DESCRIPTION OF THE TASK —
Find every line containing the word "xlabel" in the records below; report only how many there are.

[MATERIAL SUPPLIED start]

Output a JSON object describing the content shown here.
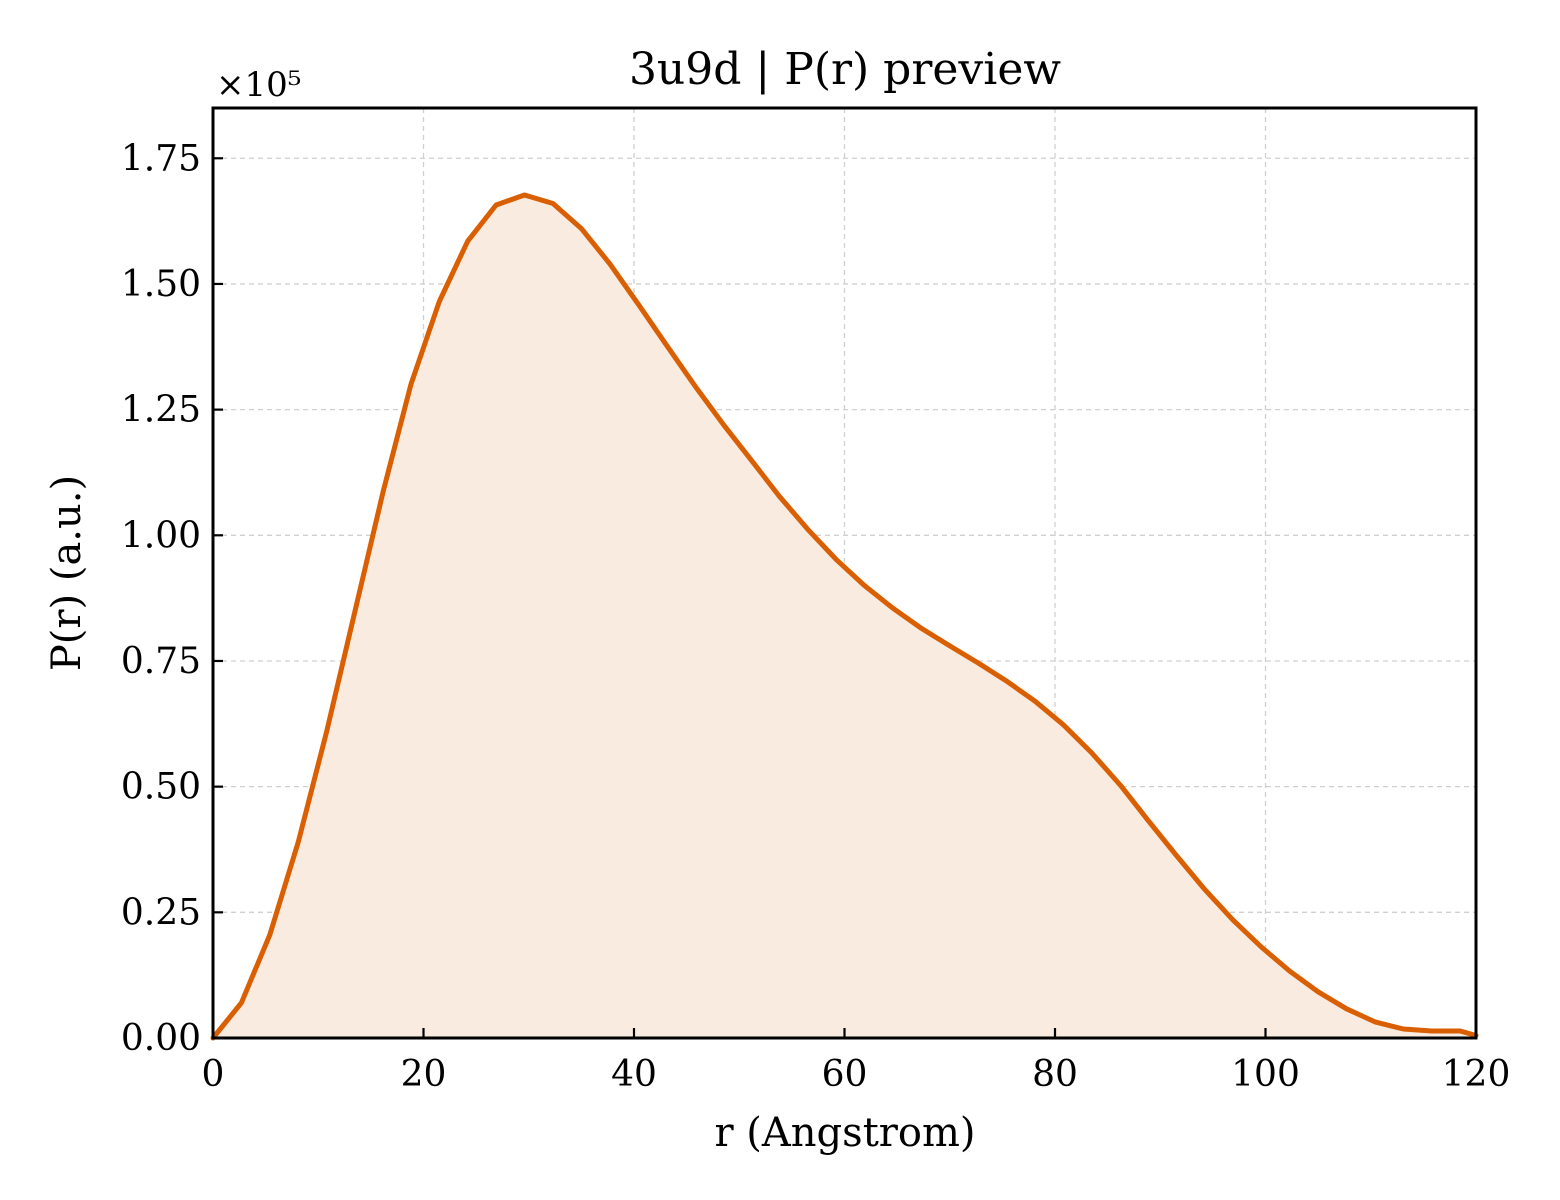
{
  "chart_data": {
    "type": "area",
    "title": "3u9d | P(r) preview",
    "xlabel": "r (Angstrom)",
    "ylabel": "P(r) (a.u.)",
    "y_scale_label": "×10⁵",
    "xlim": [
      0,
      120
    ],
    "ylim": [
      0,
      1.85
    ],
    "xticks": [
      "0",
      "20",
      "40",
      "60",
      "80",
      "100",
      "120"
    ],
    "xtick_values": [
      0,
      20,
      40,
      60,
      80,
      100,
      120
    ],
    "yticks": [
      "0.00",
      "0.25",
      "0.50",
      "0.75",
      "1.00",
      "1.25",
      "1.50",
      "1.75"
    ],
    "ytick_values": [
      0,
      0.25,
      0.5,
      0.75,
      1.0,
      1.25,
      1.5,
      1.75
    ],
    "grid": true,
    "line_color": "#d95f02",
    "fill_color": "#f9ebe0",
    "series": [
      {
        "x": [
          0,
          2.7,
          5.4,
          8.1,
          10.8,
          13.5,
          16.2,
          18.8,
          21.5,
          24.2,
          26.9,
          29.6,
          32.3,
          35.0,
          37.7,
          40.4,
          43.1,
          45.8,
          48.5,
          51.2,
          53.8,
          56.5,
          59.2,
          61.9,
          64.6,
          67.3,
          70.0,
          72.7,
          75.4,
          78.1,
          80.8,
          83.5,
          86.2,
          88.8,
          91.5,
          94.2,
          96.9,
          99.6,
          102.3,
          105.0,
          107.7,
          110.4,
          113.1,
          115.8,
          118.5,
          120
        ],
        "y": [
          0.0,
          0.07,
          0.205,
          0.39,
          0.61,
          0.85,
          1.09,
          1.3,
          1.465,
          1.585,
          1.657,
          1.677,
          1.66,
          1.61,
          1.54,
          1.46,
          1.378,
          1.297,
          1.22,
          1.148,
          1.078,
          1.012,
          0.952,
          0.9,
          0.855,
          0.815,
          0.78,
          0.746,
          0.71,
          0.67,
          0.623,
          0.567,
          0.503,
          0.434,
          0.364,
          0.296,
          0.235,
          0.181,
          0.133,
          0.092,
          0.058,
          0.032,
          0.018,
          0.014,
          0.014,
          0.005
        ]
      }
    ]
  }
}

[MATERIAL SUPPLIED end]
[MATERIAL SUPPLIED start]

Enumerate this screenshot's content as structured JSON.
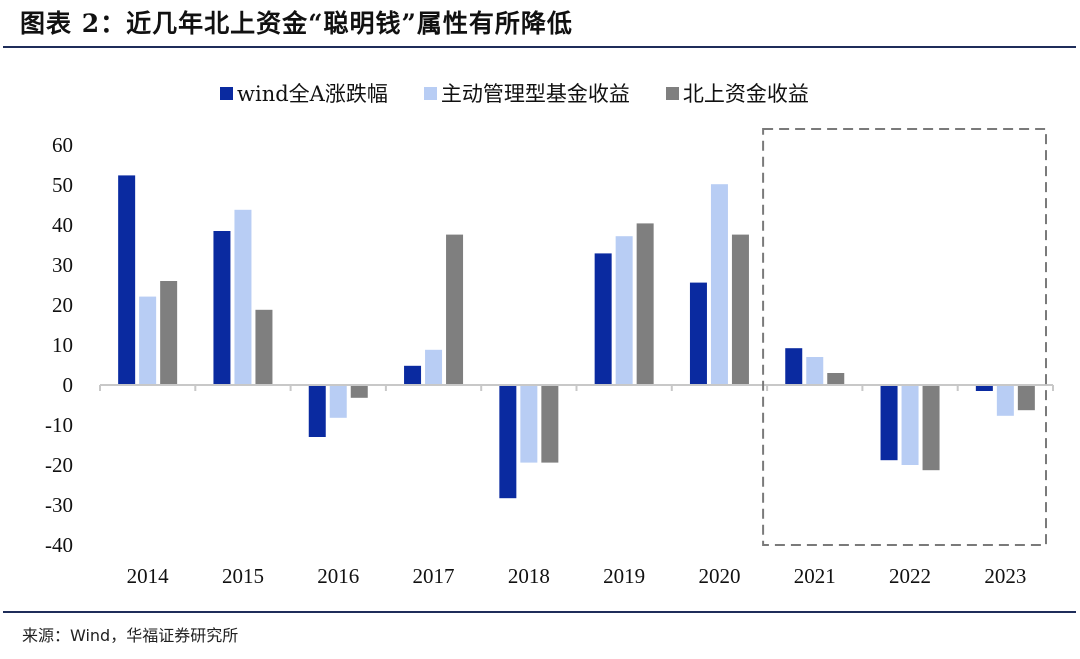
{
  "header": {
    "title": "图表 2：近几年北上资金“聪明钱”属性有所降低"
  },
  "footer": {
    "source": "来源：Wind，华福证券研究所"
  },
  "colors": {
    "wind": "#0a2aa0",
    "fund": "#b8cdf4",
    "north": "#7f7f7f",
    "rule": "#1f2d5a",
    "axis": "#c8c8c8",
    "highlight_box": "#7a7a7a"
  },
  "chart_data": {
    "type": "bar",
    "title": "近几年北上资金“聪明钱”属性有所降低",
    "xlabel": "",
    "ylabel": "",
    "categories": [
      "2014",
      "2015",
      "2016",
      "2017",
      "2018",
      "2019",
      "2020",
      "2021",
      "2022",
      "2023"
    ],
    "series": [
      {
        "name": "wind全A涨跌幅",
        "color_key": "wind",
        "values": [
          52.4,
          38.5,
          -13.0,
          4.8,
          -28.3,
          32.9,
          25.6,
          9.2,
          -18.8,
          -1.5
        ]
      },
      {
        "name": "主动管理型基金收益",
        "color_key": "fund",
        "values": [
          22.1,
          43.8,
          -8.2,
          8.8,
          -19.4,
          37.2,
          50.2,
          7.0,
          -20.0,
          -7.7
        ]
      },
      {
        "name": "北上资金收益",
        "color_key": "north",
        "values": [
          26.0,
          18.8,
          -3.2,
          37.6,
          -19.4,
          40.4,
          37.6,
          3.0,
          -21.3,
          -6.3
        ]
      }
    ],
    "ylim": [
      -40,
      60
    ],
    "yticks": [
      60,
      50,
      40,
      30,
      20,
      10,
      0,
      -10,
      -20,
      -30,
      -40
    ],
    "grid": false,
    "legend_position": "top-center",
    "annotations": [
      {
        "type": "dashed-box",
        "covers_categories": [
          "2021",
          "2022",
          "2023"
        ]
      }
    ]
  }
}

[MATERIAL SUPPLIED end]
[MATERIAL SUPPLIED start]

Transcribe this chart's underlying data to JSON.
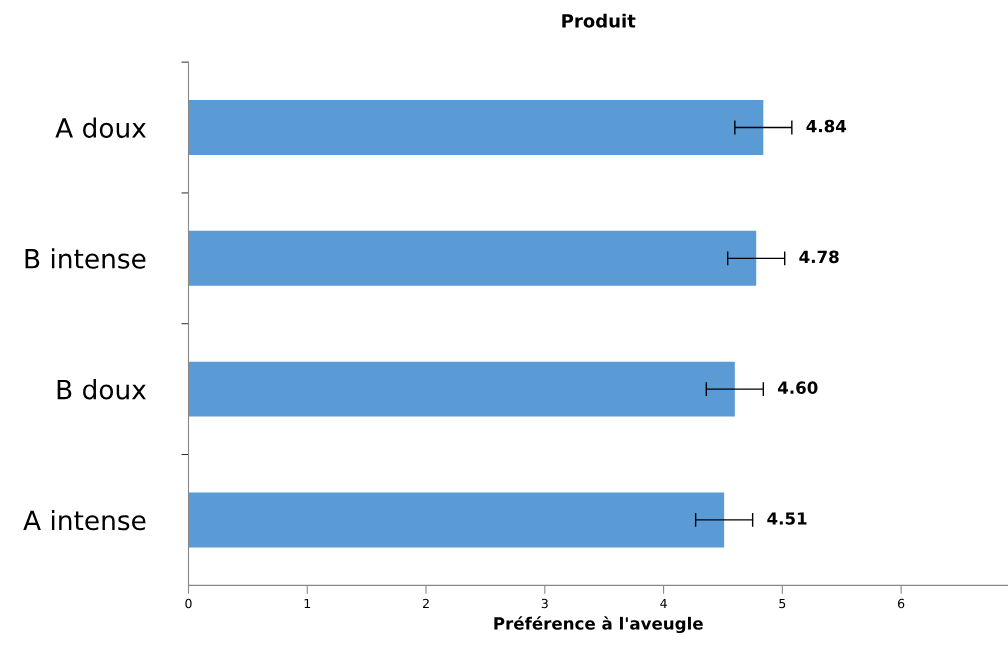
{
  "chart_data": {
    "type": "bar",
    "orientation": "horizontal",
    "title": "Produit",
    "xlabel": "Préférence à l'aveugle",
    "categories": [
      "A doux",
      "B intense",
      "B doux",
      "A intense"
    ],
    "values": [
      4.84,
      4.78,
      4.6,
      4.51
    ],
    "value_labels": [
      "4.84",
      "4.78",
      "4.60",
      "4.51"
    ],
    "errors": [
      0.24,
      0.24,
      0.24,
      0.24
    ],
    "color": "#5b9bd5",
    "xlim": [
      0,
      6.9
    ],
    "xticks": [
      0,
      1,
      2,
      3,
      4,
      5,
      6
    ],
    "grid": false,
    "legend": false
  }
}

[MATERIAL SUPPLIED end]

CORRECT OUTPUT —
3